• WRITTEN REQUEST
Below are some records. Say in a single number how many of their lines include the word "label".

• RECORDS FOR THE EXERCISE
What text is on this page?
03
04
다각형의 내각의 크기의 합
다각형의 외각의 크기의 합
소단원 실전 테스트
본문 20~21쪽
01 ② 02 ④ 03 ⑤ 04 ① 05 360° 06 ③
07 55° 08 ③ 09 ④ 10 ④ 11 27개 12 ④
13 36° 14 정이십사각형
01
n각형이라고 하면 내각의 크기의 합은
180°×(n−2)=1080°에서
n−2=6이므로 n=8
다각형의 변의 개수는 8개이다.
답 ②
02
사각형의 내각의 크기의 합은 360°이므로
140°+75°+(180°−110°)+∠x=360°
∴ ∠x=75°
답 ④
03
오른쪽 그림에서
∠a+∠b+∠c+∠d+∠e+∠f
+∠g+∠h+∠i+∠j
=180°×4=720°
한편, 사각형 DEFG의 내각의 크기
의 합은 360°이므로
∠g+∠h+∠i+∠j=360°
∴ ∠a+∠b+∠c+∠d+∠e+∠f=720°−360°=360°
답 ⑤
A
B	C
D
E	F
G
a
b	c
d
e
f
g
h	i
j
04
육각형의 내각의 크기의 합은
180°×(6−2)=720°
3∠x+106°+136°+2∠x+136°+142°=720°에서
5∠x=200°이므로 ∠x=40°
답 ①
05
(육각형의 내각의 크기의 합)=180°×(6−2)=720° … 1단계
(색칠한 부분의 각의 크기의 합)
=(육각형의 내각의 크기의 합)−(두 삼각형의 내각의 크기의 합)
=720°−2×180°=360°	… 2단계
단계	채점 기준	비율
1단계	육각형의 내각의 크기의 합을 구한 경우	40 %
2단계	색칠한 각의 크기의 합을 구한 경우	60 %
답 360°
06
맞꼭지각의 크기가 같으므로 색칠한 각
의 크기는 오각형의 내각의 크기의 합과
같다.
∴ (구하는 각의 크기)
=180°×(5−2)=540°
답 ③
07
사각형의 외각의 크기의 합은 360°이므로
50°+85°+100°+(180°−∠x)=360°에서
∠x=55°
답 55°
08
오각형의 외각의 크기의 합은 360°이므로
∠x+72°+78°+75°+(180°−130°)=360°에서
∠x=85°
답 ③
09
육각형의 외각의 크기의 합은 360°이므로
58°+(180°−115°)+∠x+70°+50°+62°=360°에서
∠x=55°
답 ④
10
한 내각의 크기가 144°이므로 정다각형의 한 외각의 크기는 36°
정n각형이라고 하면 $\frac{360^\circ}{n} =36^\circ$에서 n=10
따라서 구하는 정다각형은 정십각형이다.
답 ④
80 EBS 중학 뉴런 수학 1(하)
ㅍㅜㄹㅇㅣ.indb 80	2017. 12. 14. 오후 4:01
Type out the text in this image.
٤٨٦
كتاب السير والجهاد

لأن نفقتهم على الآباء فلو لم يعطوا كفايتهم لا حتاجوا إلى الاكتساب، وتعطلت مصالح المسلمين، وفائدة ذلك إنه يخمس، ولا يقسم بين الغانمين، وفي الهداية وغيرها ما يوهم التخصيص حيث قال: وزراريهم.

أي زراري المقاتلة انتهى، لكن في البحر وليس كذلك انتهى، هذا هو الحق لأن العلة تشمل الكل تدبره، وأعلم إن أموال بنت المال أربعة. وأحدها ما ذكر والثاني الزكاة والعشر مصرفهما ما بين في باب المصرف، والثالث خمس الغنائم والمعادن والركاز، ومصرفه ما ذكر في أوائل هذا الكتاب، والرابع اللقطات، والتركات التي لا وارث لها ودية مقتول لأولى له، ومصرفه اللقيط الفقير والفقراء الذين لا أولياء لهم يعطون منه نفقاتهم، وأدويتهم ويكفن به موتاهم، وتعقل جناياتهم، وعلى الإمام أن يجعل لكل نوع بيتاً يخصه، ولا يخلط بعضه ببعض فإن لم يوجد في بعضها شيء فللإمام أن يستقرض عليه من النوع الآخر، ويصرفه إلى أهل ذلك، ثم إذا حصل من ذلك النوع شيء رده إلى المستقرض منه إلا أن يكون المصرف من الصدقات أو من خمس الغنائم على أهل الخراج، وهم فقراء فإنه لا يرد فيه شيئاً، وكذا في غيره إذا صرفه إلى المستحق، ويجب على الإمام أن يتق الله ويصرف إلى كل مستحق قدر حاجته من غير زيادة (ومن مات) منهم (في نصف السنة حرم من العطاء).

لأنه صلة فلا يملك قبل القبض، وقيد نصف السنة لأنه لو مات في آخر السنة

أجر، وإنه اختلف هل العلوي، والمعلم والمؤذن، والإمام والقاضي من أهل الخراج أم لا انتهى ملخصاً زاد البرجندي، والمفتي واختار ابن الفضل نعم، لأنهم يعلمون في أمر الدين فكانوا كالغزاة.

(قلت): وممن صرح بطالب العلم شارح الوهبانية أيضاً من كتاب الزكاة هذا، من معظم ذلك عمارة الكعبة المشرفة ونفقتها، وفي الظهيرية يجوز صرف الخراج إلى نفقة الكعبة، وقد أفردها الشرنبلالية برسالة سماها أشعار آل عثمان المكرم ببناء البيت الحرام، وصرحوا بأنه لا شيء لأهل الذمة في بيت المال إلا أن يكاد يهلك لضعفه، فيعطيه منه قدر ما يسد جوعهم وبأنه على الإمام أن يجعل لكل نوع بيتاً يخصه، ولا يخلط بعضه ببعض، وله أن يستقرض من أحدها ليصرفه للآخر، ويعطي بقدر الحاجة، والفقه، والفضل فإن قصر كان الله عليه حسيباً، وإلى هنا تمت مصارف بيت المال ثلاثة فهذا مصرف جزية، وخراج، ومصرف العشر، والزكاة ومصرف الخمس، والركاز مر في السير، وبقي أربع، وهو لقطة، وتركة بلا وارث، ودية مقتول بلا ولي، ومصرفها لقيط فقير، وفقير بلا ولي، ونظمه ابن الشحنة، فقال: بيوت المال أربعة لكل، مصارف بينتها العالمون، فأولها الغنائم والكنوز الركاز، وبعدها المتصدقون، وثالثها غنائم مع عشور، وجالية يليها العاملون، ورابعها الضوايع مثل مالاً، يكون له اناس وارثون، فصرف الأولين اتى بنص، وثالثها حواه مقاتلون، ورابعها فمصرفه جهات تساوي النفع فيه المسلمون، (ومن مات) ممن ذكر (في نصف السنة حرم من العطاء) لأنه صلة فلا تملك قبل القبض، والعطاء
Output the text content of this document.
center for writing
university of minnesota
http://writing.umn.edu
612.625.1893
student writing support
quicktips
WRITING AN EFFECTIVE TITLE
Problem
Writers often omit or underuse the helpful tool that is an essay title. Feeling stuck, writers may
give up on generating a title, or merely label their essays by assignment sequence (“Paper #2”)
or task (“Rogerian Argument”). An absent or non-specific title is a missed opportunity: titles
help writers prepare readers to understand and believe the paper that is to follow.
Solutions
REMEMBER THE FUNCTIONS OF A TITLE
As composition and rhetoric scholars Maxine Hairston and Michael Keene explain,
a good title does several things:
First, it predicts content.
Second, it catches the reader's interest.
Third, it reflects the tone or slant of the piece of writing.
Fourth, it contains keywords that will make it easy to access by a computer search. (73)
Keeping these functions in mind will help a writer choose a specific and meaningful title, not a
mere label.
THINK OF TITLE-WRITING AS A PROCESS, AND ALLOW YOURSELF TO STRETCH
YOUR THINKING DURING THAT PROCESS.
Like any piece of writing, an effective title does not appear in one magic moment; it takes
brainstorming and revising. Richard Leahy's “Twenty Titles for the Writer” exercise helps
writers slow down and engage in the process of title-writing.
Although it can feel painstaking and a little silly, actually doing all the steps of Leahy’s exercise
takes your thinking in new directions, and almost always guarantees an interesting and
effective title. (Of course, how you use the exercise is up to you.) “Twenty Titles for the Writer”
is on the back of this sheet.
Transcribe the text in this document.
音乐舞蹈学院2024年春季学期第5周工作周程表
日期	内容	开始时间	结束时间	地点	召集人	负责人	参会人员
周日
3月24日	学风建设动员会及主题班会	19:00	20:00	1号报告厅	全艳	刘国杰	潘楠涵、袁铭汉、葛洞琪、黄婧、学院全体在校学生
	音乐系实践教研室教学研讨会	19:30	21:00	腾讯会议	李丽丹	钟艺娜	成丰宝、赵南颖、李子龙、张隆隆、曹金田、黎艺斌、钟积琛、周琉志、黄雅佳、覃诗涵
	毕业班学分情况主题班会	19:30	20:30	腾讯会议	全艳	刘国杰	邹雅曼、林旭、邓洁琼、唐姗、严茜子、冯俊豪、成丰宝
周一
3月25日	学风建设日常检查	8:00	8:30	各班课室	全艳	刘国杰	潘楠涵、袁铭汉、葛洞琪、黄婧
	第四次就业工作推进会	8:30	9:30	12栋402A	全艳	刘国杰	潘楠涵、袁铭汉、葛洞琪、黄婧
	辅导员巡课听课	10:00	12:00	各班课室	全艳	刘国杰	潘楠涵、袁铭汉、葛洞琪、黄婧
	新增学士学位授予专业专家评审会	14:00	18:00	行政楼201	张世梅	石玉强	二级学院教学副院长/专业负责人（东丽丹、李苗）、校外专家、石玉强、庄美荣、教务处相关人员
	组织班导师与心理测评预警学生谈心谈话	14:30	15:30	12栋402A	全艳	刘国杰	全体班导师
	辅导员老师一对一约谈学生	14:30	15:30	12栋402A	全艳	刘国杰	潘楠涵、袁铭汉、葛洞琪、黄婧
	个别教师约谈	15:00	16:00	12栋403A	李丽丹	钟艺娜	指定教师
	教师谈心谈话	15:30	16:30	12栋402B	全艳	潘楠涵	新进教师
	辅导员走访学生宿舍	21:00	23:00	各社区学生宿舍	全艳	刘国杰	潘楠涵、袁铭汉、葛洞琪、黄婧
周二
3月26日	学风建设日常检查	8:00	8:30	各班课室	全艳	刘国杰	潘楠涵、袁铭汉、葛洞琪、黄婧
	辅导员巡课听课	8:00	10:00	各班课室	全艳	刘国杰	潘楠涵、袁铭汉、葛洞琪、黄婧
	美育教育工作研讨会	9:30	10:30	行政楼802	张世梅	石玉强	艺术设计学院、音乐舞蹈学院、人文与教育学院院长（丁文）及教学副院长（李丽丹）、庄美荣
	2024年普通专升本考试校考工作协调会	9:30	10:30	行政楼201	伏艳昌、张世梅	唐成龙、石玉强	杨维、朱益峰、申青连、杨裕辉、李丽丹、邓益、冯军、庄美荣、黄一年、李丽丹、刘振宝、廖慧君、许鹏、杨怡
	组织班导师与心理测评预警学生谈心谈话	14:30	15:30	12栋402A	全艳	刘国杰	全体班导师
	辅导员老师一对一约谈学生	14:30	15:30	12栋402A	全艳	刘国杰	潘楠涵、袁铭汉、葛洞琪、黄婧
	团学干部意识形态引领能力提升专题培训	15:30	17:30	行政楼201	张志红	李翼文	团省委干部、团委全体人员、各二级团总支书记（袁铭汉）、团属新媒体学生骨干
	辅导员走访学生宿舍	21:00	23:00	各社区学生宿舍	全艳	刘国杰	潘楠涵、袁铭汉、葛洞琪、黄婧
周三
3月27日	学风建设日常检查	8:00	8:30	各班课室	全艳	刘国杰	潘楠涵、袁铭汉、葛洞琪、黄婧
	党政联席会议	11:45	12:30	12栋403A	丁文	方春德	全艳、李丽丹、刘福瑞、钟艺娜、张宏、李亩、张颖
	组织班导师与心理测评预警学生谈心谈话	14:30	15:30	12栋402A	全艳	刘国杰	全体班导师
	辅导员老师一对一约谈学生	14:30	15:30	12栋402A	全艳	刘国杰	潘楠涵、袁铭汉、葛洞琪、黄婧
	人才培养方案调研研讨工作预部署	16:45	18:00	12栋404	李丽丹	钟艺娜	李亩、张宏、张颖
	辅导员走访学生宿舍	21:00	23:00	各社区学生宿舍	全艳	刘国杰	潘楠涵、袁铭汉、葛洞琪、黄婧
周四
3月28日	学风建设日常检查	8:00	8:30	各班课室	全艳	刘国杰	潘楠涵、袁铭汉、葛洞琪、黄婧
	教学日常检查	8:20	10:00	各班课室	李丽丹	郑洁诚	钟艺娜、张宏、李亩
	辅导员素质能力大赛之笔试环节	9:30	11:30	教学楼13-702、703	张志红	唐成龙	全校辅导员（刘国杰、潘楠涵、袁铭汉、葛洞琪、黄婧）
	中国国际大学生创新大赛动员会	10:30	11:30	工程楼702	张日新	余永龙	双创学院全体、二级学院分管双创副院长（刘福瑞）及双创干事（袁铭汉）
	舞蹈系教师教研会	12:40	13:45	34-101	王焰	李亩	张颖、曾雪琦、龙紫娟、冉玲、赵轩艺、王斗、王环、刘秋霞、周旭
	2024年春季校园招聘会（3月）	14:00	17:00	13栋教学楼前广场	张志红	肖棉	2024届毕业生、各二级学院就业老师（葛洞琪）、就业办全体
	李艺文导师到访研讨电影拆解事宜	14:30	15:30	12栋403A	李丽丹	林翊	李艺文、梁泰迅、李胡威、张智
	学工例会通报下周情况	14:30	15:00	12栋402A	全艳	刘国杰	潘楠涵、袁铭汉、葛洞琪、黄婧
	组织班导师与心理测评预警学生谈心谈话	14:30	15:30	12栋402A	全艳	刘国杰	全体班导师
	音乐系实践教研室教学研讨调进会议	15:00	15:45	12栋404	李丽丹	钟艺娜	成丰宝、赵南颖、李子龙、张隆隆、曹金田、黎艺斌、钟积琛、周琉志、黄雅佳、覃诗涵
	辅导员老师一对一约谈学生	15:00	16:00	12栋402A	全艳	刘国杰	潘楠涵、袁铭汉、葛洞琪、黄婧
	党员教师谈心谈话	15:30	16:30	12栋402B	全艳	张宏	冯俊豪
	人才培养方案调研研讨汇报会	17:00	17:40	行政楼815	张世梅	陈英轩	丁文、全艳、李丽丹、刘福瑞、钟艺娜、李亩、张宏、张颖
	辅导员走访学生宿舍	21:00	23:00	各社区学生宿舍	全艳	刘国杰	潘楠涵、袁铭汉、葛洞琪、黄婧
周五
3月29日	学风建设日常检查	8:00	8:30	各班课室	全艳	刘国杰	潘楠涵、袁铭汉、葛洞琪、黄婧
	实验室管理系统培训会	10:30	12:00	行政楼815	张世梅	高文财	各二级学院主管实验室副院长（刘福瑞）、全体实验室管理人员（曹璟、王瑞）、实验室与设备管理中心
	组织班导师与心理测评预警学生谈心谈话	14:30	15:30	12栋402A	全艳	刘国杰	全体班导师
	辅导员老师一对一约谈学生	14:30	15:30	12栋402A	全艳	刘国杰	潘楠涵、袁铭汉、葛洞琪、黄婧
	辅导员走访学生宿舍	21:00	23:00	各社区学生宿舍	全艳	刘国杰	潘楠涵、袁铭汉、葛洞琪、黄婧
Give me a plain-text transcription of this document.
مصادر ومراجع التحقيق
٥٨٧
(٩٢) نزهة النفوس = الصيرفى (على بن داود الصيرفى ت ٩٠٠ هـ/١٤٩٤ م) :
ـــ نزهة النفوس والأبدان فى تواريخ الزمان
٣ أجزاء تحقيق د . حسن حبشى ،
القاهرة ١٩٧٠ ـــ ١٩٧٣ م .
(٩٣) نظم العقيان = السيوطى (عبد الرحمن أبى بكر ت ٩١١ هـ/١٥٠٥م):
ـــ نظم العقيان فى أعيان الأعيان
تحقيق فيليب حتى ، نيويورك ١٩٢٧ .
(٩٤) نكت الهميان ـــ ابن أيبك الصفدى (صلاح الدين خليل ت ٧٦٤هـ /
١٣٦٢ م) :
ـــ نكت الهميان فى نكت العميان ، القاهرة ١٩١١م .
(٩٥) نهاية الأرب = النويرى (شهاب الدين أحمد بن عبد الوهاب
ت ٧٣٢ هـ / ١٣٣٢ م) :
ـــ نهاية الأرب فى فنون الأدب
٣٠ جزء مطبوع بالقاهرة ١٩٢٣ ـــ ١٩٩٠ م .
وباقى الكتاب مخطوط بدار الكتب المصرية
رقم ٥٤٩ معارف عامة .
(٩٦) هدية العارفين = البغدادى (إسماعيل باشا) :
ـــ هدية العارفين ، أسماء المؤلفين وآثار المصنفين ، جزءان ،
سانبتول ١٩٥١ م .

• RESPONSE FOR THIS EXERCISE
2